**Task objective**.
From the listing below, pull out each line that contains the string "item" and copy those lines unchanged.

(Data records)
•••

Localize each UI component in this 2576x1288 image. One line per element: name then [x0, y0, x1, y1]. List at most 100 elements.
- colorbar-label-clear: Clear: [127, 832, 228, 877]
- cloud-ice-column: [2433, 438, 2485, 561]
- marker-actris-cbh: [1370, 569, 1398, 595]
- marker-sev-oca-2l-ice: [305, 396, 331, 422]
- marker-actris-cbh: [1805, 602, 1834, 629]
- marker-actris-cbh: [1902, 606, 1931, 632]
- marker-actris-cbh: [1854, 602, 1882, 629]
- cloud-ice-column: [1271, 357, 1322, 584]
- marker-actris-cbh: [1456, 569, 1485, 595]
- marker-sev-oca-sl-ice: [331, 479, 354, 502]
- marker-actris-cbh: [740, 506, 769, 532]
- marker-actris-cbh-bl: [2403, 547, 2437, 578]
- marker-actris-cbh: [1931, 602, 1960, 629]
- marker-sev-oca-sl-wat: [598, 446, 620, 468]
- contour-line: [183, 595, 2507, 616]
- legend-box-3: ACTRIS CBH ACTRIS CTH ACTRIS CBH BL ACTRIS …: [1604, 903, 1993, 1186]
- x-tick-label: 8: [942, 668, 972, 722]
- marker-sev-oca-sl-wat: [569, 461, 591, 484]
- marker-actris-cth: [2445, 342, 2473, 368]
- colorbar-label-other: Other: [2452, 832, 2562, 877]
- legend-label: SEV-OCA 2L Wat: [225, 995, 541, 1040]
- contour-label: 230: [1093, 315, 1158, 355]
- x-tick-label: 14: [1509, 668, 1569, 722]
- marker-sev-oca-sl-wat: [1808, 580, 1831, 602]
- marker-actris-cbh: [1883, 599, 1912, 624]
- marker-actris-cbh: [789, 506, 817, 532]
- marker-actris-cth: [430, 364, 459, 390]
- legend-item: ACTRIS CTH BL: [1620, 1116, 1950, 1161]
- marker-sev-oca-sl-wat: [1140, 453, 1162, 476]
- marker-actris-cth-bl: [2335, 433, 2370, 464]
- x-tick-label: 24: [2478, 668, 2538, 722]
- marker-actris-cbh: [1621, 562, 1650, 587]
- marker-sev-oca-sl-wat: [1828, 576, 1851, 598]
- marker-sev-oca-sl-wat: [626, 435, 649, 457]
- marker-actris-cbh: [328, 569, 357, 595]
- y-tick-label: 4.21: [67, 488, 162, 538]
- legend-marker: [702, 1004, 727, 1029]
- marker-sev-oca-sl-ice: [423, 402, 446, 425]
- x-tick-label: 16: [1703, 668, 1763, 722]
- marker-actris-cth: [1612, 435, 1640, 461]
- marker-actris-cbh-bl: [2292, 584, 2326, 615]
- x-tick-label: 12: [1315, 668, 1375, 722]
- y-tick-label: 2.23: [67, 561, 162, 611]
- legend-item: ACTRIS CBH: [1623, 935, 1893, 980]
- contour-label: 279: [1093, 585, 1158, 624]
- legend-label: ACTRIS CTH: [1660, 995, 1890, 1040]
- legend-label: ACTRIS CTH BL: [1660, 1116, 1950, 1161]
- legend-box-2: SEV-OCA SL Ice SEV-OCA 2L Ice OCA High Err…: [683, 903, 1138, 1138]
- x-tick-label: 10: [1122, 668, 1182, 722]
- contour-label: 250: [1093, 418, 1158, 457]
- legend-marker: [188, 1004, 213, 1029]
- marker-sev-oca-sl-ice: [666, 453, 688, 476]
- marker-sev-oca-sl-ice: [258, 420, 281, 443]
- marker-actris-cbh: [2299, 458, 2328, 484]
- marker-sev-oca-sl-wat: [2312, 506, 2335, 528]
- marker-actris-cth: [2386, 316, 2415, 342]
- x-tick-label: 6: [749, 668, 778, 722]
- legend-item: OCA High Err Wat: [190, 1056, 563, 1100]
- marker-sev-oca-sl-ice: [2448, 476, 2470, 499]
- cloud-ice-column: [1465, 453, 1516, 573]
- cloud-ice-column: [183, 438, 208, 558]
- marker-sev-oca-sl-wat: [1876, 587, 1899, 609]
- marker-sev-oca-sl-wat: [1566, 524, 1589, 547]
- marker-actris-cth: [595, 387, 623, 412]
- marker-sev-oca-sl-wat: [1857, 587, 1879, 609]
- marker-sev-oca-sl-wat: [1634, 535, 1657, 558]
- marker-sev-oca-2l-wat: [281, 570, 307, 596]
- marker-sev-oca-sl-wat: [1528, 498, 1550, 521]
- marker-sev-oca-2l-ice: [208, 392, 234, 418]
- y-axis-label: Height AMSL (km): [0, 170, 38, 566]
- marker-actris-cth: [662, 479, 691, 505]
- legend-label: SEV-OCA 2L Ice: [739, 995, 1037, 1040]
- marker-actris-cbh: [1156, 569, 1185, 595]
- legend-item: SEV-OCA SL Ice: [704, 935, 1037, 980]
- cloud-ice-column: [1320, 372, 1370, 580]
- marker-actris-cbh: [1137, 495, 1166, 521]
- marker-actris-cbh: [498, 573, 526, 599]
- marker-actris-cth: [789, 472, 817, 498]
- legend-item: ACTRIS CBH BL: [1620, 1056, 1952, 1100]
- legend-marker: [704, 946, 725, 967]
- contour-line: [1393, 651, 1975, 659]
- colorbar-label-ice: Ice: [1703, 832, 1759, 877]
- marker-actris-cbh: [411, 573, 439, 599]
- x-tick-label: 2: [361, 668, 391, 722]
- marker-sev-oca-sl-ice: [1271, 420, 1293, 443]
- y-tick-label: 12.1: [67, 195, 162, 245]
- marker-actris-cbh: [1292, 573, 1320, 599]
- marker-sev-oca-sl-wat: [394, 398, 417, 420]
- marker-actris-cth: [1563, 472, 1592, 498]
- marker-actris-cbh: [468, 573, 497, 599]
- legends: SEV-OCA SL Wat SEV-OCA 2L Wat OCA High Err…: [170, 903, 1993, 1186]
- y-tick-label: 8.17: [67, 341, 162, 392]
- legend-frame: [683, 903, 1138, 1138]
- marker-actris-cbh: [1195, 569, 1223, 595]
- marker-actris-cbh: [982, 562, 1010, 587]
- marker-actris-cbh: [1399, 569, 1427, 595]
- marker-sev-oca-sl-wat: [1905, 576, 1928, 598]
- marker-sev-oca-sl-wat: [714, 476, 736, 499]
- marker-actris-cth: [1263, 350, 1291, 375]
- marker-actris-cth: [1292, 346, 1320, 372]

•••

**The solution**.
- legend-item: ACTRIS CTH BL: [1620, 1116, 1950, 1161]
- legend-item: ACTRIS CBH: [1623, 935, 1893, 980]
- legend-item: OCA High Err Wat: [190, 1056, 563, 1100]
- legend-item: SEV-OCA SL Ice: [704, 935, 1037, 980]
- legend-item: ACTRIS CBH BL: [1620, 1056, 1952, 1100]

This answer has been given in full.